Data excerpts:
start

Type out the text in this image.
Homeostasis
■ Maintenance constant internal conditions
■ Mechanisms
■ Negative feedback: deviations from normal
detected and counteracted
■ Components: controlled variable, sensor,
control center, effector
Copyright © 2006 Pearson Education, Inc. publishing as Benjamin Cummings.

end

### WHAT THE TASK REQUIRES
Could you reproduce every record above exactly as it appears?

### OUTPUT OF THE TASK
Type out the text in this image.
Homeostasis
■ Maintenance constant internal conditions
■ Mechanisms
■ Negative feedback: deviations from normal
detected and counteracted
■ Components: controlled variable, sensor,
control center, effector
Copyright © 2006 Pearson Education, Inc. publishing as Benjamin Cummings.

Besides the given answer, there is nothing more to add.